### Task data
--- START ---
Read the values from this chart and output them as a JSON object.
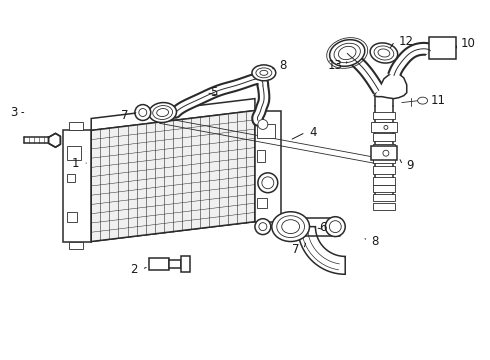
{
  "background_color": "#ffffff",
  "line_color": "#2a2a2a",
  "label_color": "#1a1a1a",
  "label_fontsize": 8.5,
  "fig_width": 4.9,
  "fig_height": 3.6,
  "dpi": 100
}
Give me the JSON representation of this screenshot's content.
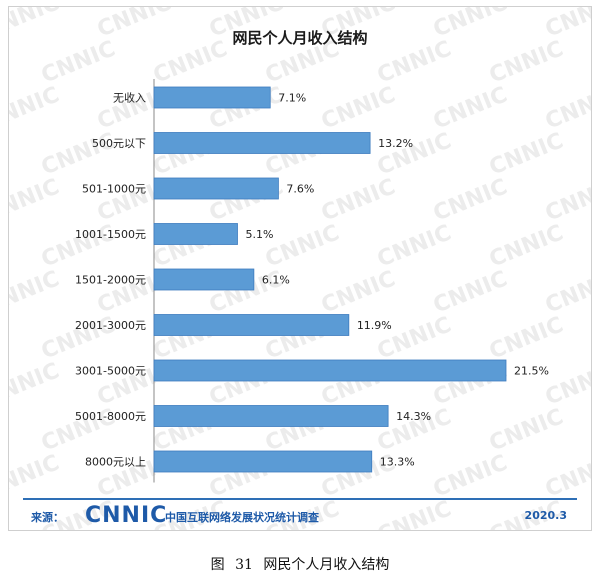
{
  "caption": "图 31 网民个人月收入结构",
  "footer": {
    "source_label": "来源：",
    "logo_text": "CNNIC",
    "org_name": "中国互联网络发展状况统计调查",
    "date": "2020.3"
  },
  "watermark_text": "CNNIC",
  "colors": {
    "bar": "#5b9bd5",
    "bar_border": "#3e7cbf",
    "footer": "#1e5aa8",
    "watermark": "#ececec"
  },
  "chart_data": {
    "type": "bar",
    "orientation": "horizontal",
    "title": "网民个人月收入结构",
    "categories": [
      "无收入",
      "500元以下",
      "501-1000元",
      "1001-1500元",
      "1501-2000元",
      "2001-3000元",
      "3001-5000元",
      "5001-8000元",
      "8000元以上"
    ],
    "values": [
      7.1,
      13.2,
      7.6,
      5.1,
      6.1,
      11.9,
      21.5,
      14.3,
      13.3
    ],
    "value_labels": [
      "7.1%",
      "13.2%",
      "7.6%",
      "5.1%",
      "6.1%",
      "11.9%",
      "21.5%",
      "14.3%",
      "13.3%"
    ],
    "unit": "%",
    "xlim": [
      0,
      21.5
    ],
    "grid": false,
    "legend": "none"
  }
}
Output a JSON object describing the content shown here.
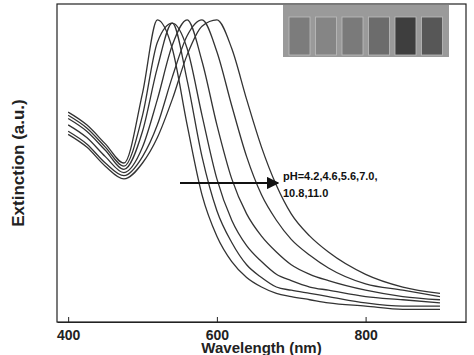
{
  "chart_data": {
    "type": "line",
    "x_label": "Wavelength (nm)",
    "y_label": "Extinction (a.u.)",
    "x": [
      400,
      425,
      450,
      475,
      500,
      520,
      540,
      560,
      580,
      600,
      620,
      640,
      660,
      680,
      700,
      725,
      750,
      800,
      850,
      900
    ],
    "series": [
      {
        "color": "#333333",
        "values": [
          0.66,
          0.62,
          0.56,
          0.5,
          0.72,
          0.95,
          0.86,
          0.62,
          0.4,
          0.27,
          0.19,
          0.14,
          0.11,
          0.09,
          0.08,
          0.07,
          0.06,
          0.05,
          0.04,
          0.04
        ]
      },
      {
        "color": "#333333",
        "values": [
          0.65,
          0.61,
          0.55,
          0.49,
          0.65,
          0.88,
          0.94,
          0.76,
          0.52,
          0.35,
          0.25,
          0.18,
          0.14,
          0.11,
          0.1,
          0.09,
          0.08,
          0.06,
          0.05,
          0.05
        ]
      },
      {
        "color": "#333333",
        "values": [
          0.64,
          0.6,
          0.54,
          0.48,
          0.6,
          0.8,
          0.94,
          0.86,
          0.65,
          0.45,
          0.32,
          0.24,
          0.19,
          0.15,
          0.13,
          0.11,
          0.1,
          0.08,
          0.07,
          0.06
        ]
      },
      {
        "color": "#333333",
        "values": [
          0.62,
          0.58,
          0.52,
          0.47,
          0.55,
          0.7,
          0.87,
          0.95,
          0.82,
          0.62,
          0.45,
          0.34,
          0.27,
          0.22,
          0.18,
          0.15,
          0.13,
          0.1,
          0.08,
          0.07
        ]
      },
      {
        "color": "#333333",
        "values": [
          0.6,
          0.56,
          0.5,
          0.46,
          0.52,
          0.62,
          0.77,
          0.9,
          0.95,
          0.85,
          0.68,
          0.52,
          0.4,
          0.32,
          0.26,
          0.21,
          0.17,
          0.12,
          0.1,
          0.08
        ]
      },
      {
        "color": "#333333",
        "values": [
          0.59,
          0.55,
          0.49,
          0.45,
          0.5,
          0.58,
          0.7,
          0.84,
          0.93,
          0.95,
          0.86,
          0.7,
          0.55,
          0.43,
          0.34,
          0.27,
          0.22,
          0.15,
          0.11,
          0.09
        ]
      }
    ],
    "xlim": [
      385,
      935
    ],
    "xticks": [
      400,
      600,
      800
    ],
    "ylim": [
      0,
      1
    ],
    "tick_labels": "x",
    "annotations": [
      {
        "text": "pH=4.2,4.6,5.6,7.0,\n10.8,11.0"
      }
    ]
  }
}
--- END ---
### Directions
Where a line holds the string "JSON", copy that line.

### Task solution
Read the values from this chart and output them as a JSON object.
Give me the JSON representation of this screenshot's content.
Output a JSON object describing the content shown here.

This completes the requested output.